• **Exercise prompt**
Copy out every line in the entries below that includes "this".

[Records from a collection of figures]
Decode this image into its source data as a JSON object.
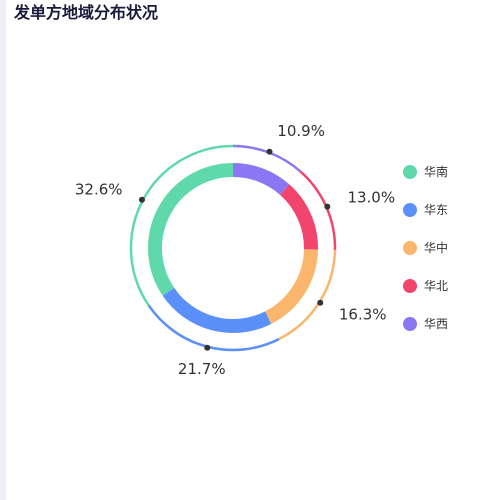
{
  "title": "发单方地域分布状况",
  "chart_data": {
    "type": "pie",
    "variant": "donut",
    "series": [
      {
        "name": "华南",
        "value": 32.6,
        "label": "32.6%",
        "color": "#5fd9ab"
      },
      {
        "name": "华东",
        "value": 21.7,
        "label": "21.7%",
        "color": "#5b8ff9"
      },
      {
        "name": "华中",
        "value": 16.3,
        "label": "16.3%",
        "color": "#fbb66d"
      },
      {
        "name": "华北",
        "value": 13.0,
        "label": "13.0%",
        "color": "#f2456d"
      },
      {
        "name": "华西",
        "value": 10.9,
        "label": "10.9%",
        "color": "#8b77f4"
      }
    ],
    "legend_position": "right"
  }
}
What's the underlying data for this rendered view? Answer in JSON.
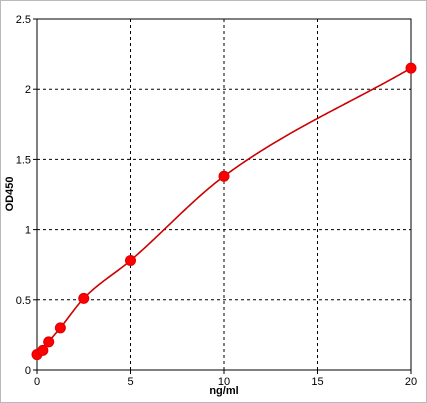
{
  "chart_data": {
    "type": "scatter",
    "title": "",
    "xlabel": "ng/ml",
    "ylabel": "OD450",
    "xlim": [
      0,
      20
    ],
    "ylim": [
      0,
      2.5
    ],
    "grid": true,
    "x_ticks": [
      "0",
      "5",
      "10",
      "15",
      "20"
    ],
    "y_ticks": [
      "0",
      "0.5",
      "1",
      "1.5",
      "2",
      "2.5"
    ],
    "series": [
      {
        "points": [
          {
            "x": 0,
            "y": 0.11
          },
          {
            "x": 0.313,
            "y": 0.14
          },
          {
            "x": 0.625,
            "y": 0.2
          },
          {
            "x": 1.25,
            "y": 0.3
          },
          {
            "x": 2.5,
            "y": 0.51
          },
          {
            "x": 5,
            "y": 0.78
          },
          {
            "x": 10,
            "y": 1.38
          },
          {
            "x": 20,
            "y": 2.15
          }
        ],
        "fit_curve": true
      }
    ],
    "colors": {
      "series": "#ff0000",
      "curve": "#cc0000",
      "grid": "#000000",
      "background": "#ffffff"
    }
  }
}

• **Correct result**
Decode this image into its source data as a JSON object.
What's the underlying data for this rendered view? Answer in JSON.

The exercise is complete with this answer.